▶ WHAT YOU SHOULD DO
Check every line below for the word "JSON" and copy each one that has it.

══ SUPPLIED RECORDS

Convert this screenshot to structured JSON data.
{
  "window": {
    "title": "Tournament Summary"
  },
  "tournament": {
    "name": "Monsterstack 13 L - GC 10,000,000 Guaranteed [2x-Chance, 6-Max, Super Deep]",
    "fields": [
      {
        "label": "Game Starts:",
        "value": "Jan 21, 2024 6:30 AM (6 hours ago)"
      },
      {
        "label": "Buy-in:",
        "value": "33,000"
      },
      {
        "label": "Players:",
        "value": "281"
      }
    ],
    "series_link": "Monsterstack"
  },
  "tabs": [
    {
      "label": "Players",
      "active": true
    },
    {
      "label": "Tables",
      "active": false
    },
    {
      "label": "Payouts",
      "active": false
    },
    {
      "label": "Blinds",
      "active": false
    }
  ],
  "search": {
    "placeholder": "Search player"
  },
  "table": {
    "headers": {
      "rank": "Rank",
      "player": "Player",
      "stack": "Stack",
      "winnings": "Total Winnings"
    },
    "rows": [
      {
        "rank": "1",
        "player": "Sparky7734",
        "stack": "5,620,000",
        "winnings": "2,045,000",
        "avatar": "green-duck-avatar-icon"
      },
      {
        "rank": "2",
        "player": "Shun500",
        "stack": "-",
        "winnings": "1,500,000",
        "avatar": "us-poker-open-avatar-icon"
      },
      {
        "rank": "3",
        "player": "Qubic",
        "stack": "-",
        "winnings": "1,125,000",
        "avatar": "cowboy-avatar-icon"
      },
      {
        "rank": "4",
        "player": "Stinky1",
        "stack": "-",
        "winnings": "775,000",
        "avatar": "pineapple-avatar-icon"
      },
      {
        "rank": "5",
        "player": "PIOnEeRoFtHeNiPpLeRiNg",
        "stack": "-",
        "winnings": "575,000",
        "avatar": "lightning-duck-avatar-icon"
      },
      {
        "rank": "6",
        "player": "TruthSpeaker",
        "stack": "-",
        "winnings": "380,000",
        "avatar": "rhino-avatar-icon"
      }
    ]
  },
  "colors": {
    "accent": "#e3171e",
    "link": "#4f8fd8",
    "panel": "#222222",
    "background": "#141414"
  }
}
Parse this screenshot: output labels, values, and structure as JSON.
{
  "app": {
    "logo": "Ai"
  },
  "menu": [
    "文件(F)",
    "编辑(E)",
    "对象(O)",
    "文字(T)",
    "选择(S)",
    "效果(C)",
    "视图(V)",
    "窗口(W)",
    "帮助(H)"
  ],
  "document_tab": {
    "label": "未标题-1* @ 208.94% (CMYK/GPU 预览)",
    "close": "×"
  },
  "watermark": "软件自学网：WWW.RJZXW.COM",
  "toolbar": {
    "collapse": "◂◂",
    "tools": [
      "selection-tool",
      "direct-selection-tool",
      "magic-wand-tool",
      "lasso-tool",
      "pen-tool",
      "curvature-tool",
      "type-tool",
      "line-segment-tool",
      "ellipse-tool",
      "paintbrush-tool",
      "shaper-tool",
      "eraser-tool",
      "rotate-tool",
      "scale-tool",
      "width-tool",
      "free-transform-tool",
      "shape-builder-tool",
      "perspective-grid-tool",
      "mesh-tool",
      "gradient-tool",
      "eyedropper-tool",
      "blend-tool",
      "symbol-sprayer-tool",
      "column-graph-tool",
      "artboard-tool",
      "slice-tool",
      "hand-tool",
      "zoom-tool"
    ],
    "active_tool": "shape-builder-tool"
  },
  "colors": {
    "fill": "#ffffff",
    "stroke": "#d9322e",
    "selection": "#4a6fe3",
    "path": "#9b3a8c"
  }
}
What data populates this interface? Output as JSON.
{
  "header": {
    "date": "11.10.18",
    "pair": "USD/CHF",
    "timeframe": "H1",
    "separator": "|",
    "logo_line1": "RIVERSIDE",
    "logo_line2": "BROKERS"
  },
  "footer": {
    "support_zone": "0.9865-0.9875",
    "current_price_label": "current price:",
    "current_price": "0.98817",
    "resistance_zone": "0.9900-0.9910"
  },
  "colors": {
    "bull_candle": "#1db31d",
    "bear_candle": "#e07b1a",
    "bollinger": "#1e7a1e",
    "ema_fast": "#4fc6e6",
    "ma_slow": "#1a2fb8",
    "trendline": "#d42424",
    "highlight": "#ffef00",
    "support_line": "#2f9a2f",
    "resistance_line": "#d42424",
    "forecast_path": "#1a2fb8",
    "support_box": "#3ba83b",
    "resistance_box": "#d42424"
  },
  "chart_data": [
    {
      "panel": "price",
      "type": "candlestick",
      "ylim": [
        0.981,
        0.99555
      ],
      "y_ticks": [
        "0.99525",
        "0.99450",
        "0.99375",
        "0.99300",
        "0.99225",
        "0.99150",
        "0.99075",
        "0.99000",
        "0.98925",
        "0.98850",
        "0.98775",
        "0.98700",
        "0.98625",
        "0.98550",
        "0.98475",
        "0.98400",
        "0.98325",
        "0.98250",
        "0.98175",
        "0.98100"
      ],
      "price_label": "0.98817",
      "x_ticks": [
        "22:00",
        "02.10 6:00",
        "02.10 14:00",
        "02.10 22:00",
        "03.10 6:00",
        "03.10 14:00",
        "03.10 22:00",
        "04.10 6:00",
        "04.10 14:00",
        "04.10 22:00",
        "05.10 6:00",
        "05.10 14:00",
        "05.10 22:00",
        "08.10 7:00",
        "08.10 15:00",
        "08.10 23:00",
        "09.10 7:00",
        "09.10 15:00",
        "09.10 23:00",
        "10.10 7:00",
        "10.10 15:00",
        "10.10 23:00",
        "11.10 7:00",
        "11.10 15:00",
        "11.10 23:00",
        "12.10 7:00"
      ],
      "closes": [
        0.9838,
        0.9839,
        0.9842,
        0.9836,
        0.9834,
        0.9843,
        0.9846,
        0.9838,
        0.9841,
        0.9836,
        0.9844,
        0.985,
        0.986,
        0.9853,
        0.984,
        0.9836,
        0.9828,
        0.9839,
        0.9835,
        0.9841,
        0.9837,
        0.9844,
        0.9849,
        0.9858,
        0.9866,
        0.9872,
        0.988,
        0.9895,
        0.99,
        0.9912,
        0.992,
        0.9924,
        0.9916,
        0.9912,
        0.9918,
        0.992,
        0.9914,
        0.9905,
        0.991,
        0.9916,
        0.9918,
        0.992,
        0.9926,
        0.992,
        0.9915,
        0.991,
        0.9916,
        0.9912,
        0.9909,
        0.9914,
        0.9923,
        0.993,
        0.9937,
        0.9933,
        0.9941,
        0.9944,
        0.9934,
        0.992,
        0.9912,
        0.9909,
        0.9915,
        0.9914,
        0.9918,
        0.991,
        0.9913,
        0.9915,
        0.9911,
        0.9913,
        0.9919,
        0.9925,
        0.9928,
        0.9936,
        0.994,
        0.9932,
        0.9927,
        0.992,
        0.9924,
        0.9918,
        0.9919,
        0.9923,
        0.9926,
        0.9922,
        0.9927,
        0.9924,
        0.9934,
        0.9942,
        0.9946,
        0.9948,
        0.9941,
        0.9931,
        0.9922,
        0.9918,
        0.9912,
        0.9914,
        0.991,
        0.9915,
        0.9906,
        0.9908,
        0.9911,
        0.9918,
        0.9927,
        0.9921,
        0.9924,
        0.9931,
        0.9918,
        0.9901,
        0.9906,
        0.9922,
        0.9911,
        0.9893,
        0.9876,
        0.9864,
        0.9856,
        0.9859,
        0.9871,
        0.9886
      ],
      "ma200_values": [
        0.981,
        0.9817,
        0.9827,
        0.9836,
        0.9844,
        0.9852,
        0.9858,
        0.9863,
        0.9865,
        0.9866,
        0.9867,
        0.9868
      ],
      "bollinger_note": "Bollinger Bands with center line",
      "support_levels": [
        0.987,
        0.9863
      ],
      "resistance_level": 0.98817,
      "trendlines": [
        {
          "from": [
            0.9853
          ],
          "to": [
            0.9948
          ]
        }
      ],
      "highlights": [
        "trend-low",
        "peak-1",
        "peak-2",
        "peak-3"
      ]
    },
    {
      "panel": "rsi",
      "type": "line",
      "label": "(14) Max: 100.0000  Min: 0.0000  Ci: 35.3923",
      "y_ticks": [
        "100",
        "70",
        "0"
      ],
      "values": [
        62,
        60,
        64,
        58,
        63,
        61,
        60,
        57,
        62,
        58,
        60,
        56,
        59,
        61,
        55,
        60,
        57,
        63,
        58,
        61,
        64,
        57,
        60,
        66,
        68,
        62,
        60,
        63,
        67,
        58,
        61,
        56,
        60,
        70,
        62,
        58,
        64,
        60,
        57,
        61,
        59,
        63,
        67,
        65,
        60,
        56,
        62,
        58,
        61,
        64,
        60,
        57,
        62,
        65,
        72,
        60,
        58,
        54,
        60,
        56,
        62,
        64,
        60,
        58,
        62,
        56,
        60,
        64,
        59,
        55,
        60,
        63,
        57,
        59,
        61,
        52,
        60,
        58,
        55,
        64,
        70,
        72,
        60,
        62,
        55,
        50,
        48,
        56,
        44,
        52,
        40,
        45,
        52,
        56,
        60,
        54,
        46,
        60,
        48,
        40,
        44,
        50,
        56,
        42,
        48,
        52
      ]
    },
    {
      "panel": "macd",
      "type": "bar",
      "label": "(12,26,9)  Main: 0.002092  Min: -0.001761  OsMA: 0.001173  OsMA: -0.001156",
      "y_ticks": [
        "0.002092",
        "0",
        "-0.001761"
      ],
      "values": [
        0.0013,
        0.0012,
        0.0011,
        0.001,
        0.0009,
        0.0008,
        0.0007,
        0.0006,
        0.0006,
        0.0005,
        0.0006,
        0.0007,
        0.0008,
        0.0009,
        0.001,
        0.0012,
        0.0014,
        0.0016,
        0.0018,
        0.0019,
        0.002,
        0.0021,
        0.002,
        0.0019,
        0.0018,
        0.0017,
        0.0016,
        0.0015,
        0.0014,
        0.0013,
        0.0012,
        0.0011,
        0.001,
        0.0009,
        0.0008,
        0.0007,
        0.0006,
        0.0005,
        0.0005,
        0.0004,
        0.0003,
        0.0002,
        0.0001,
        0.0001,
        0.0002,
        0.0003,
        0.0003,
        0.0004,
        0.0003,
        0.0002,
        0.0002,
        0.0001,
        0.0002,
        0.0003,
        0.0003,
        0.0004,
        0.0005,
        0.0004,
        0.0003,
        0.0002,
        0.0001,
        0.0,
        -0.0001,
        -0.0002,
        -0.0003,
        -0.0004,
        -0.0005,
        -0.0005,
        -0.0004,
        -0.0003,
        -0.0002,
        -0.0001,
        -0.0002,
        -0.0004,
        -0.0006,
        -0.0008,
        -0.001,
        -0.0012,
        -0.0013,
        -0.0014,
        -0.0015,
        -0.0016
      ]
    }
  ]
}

════

▶ EXERCISE RESPONSE
Convert this screenshot to structured JSON data.
Parse this screenshot: output labels, values, and structure as JSON.
What data populates this interface? Output as JSON.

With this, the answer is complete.